(Excerpted records):
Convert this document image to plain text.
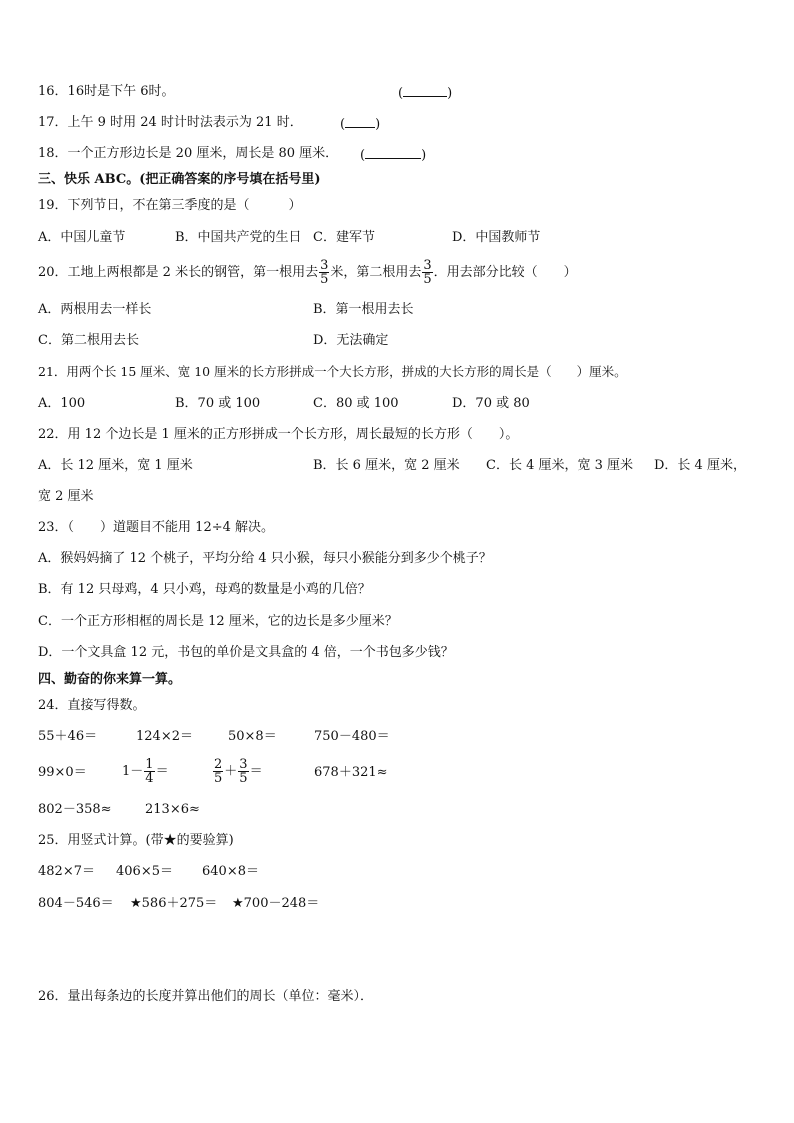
16．16时是下午 6时。	(	)
17．上午 9 时用 24 时计时法表示为 21 时．	( )
18．一个正方形边长是 20 厘米，周长是 80 厘米． (	)
三、快乐 ABC。(把正确答案的序号填在括号里)
19．下列节日，不在第三季度的是（　　　）
A．中国儿童节	B．中国共产党的生日 C．建军节	D．中国教师节
20．工地上两根都是 2 米长的钢管，第一根用去 $\frac{3}{5}$ 米，第二根用去 $\frac{3}{5}$ ．用去部分比较（　　）
A．两根用去一样长	B．第一根用去长
C．第二根用去长	D．无法确定
21．用两个长 15 厘米、宽 10 厘米的长方形拼成一个大长方形，拼成的大长方形的周长是（　　）厘米。
A．100	B．70 或 100	C．80 或 100	D．70 或 80
22．用 12 个边长是 1 厘米的正方形拼成一个长方形，周长最短的长方形（　　）。
A．长 12 厘米，宽 1 厘米	B．长 6 厘米，宽 2 厘米 C．长 4 厘米，宽 3 厘米 D．长 4 厘米，
宽 2 厘米
23．（　　）道题目不能用 12÷4 解决。
A．猴妈妈摘了 12 个桃子，平均分给 4 只小猴，每只小猴能分到多少个桃子？
B．有 12 只母鸡，4 只小鸡，母鸡的数量是小鸡的几倍？
C．一个正方形相框的周长是 12 厘米，它的边长是多少厘米？
D．一个文具盒 12 元，书包的单价是文具盒的 4 倍，一个书包多少钱？
四、勤奋的你来算一算。
24．直接写得数。
55＋46＝	124×2＝	50×8＝	750－480＝
99×0＝	$1- \frac{1}{4}$ ＝	$\frac{2}{5} + \frac{3}{5}$ ＝	678＋321≈
802－358≈	213×6≈
25．用竖式计算。(带★的要验算)
482×7＝ 406×5＝ 640×8＝
804－546＝ ★586＋275＝ ★700－248＝
26．量出每条边的长度并算出他们的周长（单位：毫米）．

(What is being asked):
How many lines of these entries hold the string "frac"? Answer with the number alone.

(Response):
2